#### TO DO:
Return the number of lines holding "Enteric", with nothing added.

## BEGIN RECORD SET

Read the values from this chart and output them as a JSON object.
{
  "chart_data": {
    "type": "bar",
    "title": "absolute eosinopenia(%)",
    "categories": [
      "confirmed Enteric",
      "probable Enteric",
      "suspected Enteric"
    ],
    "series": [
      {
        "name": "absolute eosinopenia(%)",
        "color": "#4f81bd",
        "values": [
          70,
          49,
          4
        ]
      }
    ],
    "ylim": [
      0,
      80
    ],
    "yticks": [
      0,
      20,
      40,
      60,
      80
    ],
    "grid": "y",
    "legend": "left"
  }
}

## END RECORD SET

#### SOLUTION FOR THIS EXERCISE:
3